Dataset items
◆ ◆ ◆
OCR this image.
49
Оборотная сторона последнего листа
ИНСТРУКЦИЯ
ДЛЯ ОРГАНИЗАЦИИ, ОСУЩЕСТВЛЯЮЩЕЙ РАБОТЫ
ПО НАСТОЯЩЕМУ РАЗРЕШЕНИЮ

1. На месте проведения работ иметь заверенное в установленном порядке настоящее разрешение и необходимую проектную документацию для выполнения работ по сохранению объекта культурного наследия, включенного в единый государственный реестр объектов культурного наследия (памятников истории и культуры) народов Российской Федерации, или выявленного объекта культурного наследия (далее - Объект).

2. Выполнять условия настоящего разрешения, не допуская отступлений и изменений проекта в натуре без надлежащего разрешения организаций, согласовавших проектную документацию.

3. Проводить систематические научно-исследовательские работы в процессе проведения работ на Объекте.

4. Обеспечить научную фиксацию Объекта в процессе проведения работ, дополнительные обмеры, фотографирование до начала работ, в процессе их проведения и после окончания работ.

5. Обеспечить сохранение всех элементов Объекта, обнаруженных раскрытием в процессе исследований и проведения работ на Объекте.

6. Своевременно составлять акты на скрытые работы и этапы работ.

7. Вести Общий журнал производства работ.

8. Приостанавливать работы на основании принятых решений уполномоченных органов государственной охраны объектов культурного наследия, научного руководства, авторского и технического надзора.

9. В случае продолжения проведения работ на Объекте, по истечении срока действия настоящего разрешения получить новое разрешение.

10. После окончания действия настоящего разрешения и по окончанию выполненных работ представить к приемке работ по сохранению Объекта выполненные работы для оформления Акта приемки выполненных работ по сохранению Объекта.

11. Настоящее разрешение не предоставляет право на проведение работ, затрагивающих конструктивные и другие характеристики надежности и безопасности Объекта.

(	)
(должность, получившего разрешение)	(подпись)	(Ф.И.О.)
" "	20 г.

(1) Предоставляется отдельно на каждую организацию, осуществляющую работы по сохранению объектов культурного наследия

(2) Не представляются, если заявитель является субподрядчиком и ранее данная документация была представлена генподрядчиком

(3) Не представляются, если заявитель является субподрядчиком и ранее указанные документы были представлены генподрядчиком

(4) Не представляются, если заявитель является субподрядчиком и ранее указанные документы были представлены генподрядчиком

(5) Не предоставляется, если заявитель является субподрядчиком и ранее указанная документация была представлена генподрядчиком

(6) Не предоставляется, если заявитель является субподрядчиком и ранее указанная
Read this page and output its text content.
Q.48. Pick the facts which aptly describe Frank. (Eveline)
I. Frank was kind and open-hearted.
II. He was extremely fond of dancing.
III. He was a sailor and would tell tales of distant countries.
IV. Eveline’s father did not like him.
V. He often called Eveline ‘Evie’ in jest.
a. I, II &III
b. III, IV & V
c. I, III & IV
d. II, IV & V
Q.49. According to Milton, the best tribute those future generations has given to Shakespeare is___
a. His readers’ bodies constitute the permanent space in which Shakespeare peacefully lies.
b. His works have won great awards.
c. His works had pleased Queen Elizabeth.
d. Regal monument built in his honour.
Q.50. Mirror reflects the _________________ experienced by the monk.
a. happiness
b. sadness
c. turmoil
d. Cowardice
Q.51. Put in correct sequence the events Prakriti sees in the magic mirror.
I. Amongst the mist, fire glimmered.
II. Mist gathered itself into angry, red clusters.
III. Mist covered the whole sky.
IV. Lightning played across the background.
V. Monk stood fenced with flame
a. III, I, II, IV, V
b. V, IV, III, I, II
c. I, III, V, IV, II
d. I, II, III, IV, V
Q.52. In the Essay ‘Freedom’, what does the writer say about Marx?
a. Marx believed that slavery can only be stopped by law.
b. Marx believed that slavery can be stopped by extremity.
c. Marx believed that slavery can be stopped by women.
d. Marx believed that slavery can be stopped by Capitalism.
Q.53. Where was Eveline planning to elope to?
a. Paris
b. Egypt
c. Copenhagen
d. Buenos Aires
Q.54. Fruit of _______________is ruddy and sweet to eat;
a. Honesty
◆ ◆ ◆
Directions: Output all of the material, please, exactly as it stands.

Written solution:
OCR this image.
49
Оборотная сторона последнего листа
ИНСТРУКЦИЯ
ДЛЯ ОРГАНИЗАЦИИ, ОСУЩЕСТВЛЯЮЩЕЙ РАБОТЫ
ПО НАСТОЯЩЕМУ РАЗРЕШЕНИЮ

1. На месте проведения работ иметь заверенное в установленном порядке настоящее разрешение и необходимую проектную документацию для выполнения работ по сохранению объекта культурного наследия, включенного в единый государственный реестр объектов культурного наследия (памятников истории и культуры) народов Российской Федерации, или выявленного объекта культурного наследия (далее - Объект).

2. Выполнять условия настоящего разрешения, не допуская отступлений и изменений проекта в натуре без надлежащего разрешения организаций, согласовавших проектную документацию.

3. Проводить систематические научно-исследовательские работы в процессе проведения работ на Объекте.

4. Обеспечить научную фиксацию Объекта в процессе проведения работ, дополнительные обмеры, фотографирование до начала работ, в процессе их проведения и после окончания работ.

5. Обеспечить сохранение всех элементов Объекта, обнаруженных раскрытием в процессе исследований и проведения работ на Объекте.

6. Своевременно составлять акты на скрытые работы и этапы работ.

7. Вести Общий журнал производства работ.

8. Приостанавливать работы на основании принятых решений уполномоченных органов государственной охраны объектов культурного наследия, научного руководства, авторского и технического надзора.

9. В случае продолжения проведения работ на Объекте, по истечении срока действия настоящего разрешения получить новое разрешение.

10. После окончания действия настоящего разрешения и по окончанию выполненных работ представить к приемке работ по сохранению Объекта выполненные работы для оформления Акта приемки выполненных работ по сохранению Объекта.

11. Настоящее разрешение не предоставляет право на проведение работ, затрагивающих конструктивные и другие характеристики надежности и безопасности Объекта.

(	)
(должность, получившего разрешение)	(подпись)	(Ф.И.О.)
" "	20 г.

(1) Предоставляется отдельно на каждую организацию, осуществляющую работы по сохранению объектов культурного наследия

(2) Не представляются, если заявитель является субподрядчиком и ранее данная документация была представлена генподрядчиком

(3) Не представляются, если заявитель является субподрядчиком и ранее указанные документы были представлены генподрядчиком

(4) Не представляются, если заявитель является субподрядчиком и ранее указанные документы были представлены генподрядчиком

(5) Не предоставляется, если заявитель является субподрядчиком и ранее указанная документация была представлена генподрядчиком

(6) Не предоставляется, если заявитель является субподрядчиком и ранее указанная
Read this page and output its text content.
Q.48. Pick the facts which aptly describe Frank. (Eveline)
I. Frank was kind and open-hearted.
II. He was extremely fond of dancing.
III. He was a sailor and would tell tales of distant countries.
IV. Eveline’s father did not like him.
V. He often called Eveline ‘Evie’ in jest.
a. I, II &III
b. III, IV & V
c. I, III & IV
d. II, IV & V
Q.49. According to Milton, the best tribute those future generations has given to Shakespeare is___
a. His readers’ bodies constitute the permanent space in which Shakespeare peacefully lies.
b. His works have won great awards.
c. His works had pleased Queen Elizabeth.
d. Regal monument built in his honour.
Q.50. Mirror reflects the _________________ experienced by the monk.
a. happiness
b. sadness
c. turmoil
d. Cowardice
Q.51. Put in correct sequence the events Prakriti sees in the magic mirror.
I. Amongst the mist, fire glimmered.
II. Mist gathered itself into angry, red clusters.
III. Mist covered the whole sky.
IV. Lightning played across the background.
V. Monk stood fenced with flame
a. III, I, II, IV, V
b. V, IV, III, I, II
c. I, III, V, IV, II
d. I, II, III, IV, V
Q.52. In the Essay ‘Freedom’, what does the writer say about Marx?
a. Marx believed that slavery can only be stopped by law.
b. Marx believed that slavery can be stopped by extremity.
c. Marx believed that slavery can be stopped by women.
d. Marx believed that slavery can be stopped by Capitalism.
Q.53. Where was Eveline planning to elope to?
a. Paris
b. Egypt
c. Copenhagen
d. Buenos Aires
Q.54. Fruit of _______________is ruddy and sweet to eat;
a. Honesty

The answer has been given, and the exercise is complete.